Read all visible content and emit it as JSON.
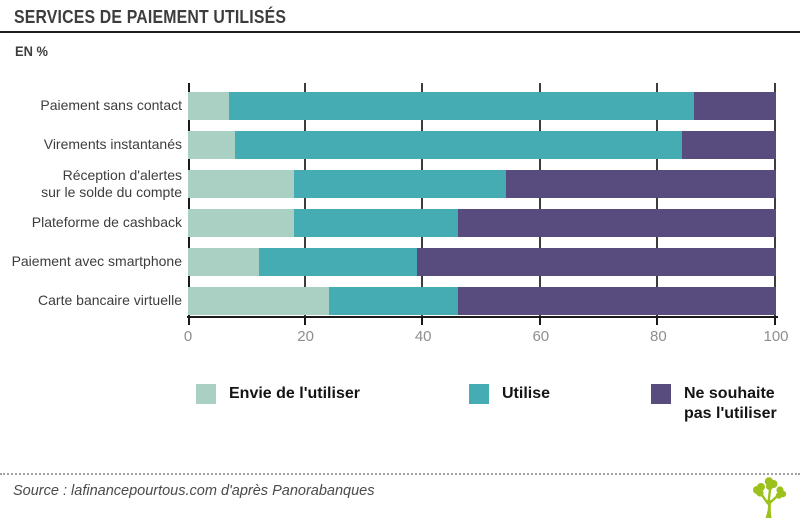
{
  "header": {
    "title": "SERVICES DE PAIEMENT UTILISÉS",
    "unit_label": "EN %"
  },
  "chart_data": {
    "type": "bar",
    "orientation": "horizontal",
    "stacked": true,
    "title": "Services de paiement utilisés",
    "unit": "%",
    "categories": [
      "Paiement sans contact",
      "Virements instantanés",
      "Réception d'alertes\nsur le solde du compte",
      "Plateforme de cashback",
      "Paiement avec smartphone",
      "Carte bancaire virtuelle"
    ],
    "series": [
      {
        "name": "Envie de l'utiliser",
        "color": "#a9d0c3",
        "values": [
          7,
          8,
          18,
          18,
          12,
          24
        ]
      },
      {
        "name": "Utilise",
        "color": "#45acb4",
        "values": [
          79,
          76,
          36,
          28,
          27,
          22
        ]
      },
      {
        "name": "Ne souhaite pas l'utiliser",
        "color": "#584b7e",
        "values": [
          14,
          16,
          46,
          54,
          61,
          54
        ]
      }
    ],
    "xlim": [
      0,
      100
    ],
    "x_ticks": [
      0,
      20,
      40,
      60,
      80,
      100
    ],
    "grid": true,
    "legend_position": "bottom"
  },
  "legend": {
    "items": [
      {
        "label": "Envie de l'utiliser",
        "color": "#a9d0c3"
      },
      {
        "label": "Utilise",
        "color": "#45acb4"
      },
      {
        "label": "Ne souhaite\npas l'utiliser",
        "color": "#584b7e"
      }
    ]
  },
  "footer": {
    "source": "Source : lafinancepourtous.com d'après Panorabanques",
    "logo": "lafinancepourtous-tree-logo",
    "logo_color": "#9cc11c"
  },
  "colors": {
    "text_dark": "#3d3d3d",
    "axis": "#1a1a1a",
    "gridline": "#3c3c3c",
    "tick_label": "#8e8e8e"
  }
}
^^^^^^^^^^^^^^^^
Written problem
Reproduce the data word for word, excluding its pictures.

Task result
Read all visible content and emit it as JSON.
{
  "header": {
    "title": "SERVICES DE PAIEMENT UTILISÉS",
    "unit_label": "EN %"
  },
  "chart_data": {
    "type": "bar",
    "orientation": "horizontal",
    "stacked": true,
    "title": "Services de paiement utilisés",
    "unit": "%",
    "categories": [
      "Paiement sans contact",
      "Virements instantanés",
      "Réception d'alertes\nsur le solde du compte",
      "Plateforme de cashback",
      "Paiement avec smartphone",
      "Carte bancaire virtuelle"
    ],
    "series": [
      {
        "name": "Envie de l'utiliser",
        "color": "#a9d0c3",
        "values": [
          7,
          8,
          18,
          18,
          12,
          24
        ]
      },
      {
        "name": "Utilise",
        "color": "#45acb4",
        "values": [
          79,
          76,
          36,
          28,
          27,
          22
        ]
      },
      {
        "name": "Ne souhaite pas l'utiliser",
        "color": "#584b7e",
        "values": [
          14,
          16,
          46,
          54,
          61,
          54
        ]
      }
    ],
    "xlim": [
      0,
      100
    ],
    "x_ticks": [
      0,
      20,
      40,
      60,
      80,
      100
    ],
    "grid": true,
    "legend_position": "bottom"
  },
  "legend": {
    "items": [
      {
        "label": "Envie de l'utiliser",
        "color": "#a9d0c3"
      },
      {
        "label": "Utilise",
        "color": "#45acb4"
      },
      {
        "label": "Ne souhaite\npas l'utiliser",
        "color": "#584b7e"
      }
    ]
  },
  "footer": {
    "source": "Source : lafinancepourtous.com d'après Panorabanques",
    "logo": "lafinancepourtous-tree-logo",
    "logo_color": "#9cc11c"
  },
  "colors": {
    "text_dark": "#3d3d3d",
    "axis": "#1a1a1a",
    "gridline": "#3c3c3c",
    "tick_label": "#8e8e8e"
  }
}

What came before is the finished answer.